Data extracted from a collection

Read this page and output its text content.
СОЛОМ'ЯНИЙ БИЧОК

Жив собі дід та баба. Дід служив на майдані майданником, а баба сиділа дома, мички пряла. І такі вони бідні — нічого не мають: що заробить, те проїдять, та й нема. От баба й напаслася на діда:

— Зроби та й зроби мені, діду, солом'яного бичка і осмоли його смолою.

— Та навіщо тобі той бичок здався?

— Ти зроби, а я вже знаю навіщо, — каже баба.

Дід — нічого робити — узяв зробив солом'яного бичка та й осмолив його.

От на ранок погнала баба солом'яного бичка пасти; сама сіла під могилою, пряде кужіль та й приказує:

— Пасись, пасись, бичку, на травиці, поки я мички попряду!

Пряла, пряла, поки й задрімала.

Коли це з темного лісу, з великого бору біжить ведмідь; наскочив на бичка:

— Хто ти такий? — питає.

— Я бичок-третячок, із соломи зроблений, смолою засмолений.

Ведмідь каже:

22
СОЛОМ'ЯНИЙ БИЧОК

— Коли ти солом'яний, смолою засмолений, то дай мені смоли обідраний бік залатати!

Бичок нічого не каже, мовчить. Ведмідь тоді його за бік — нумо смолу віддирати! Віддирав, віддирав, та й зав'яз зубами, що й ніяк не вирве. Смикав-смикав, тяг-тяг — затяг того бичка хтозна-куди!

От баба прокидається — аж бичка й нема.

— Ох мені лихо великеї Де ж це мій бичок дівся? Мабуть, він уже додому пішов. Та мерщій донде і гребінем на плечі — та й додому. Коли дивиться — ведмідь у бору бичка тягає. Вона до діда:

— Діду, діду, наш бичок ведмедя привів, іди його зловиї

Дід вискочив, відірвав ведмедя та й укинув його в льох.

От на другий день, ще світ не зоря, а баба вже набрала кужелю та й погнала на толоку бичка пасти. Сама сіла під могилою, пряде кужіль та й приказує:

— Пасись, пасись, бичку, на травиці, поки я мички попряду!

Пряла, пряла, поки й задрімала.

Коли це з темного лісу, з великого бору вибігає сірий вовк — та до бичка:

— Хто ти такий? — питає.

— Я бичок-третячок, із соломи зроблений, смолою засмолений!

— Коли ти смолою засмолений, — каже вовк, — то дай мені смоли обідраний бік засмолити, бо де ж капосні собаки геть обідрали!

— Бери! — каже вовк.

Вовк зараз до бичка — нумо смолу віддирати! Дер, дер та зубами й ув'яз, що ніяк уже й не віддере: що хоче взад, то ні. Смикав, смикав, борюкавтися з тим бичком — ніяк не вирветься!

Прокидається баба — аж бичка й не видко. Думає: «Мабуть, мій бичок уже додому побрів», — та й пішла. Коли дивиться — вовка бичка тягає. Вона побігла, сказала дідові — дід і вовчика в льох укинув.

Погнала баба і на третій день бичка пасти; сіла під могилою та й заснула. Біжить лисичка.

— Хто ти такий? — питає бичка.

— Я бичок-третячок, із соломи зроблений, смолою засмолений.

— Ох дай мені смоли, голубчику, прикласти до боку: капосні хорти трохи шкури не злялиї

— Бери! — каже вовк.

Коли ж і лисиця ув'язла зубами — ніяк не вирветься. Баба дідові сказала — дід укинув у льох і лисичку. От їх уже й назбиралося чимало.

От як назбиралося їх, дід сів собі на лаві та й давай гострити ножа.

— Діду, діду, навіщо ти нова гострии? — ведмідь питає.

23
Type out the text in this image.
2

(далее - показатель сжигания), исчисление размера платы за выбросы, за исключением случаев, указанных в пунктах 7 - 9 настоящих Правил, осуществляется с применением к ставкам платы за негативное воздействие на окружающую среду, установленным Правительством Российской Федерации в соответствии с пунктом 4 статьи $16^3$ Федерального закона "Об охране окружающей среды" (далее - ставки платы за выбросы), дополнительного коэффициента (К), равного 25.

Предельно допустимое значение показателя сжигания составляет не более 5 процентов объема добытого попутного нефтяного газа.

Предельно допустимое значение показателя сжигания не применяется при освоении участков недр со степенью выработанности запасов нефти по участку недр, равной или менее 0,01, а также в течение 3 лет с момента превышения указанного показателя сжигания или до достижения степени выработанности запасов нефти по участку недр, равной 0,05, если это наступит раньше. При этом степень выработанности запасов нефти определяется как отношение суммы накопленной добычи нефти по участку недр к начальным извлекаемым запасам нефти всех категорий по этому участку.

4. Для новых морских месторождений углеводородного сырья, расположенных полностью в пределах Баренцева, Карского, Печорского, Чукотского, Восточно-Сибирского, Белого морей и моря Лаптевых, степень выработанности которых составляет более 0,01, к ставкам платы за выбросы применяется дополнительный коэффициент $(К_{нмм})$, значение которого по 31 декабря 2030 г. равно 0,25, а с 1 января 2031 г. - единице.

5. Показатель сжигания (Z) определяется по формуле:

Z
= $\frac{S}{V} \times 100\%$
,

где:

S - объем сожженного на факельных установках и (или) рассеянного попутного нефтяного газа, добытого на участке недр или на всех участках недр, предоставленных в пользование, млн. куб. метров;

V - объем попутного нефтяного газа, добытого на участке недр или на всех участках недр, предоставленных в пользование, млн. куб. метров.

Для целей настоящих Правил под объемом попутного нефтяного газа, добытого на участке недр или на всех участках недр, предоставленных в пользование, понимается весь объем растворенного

→ **Exercise**
Filter the records down to the lines that contain the string "день", and copy those lines.

→ **Reply**
От на другий день, ще світ не зоря, а баба вже набрала кужелю та й погнала на толоку бичка пасти. Сама сіла під могилою, пряде кужіль та й приказує:
Погнала баба і на третій день бичка пасти; сіла під могилою та й заснула. Біжить лисичка.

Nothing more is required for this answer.